-- START Records to process --
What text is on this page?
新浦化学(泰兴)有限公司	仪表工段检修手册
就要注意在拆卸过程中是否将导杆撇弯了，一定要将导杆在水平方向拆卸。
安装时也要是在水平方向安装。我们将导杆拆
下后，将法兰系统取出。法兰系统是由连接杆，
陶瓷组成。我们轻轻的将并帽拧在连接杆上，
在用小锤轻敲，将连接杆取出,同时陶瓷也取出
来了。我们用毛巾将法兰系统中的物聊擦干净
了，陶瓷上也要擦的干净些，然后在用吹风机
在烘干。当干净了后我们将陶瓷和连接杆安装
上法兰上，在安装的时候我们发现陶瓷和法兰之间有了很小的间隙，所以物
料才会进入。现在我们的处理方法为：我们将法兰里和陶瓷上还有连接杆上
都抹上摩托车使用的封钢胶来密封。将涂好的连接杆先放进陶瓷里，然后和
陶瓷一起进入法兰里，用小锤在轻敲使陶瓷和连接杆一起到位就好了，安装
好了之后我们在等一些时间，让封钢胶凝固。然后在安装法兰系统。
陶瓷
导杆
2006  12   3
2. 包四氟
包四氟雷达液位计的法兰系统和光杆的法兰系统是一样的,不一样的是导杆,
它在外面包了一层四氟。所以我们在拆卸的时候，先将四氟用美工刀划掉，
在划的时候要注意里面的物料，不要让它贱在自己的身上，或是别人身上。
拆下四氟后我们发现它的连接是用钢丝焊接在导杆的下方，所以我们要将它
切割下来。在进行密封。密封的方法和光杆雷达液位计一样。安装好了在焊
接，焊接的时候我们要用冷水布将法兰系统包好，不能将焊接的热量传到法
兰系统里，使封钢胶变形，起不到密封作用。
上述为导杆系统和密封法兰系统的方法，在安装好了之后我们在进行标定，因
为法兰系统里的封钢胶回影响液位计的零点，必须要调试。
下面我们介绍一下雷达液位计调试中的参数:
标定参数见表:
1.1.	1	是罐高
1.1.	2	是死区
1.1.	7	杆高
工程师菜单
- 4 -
-- END Records to process --
| The exercise |
Transcribe every entry exactly.

| Result |
What text is on this page?
新浦化学(泰兴)有限公司	仪表工段检修手册
就要注意在拆卸过程中是否将导杆撇弯了，一定要将导杆在水平方向拆卸。
安装时也要是在水平方向安装。我们将导杆拆
下后，将法兰系统取出。法兰系统是由连接杆，
陶瓷组成。我们轻轻的将并帽拧在连接杆上，
在用小锤轻敲，将连接杆取出,同时陶瓷也取出
来了。我们用毛巾将法兰系统中的物聊擦干净
了，陶瓷上也要擦的干净些，然后在用吹风机
在烘干。当干净了后我们将陶瓷和连接杆安装
上法兰上，在安装的时候我们发现陶瓷和法兰之间有了很小的间隙，所以物
料才会进入。现在我们的处理方法为：我们将法兰里和陶瓷上还有连接杆上
都抹上摩托车使用的封钢胶来密封。将涂好的连接杆先放进陶瓷里，然后和
陶瓷一起进入法兰里，用小锤在轻敲使陶瓷和连接杆一起到位就好了，安装
好了之后我们在等一些时间，让封钢胶凝固。然后在安装法兰系统。
陶瓷
导杆
2006  12   3
2. 包四氟
包四氟雷达液位计的法兰系统和光杆的法兰系统是一样的,不一样的是导杆,
它在外面包了一层四氟。所以我们在拆卸的时候，先将四氟用美工刀划掉，
在划的时候要注意里面的物料，不要让它贱在自己的身上，或是别人身上。
拆下四氟后我们发现它的连接是用钢丝焊接在导杆的下方，所以我们要将它
切割下来。在进行密封。密封的方法和光杆雷达液位计一样。安装好了在焊
接，焊接的时候我们要用冷水布将法兰系统包好，不能将焊接的热量传到法
兰系统里，使封钢胶变形，起不到密封作用。
上述为导杆系统和密封法兰系统的方法，在安装好了之后我们在进行标定，因
为法兰系统里的封钢胶回影响液位计的零点，必须要调试。
下面我们介绍一下雷达液位计调试中的参数:
标定参数见表:
1.1.	1	是罐高
1.1.	2	是死区
1.1.	7	杆高
工程师菜单
- 4 -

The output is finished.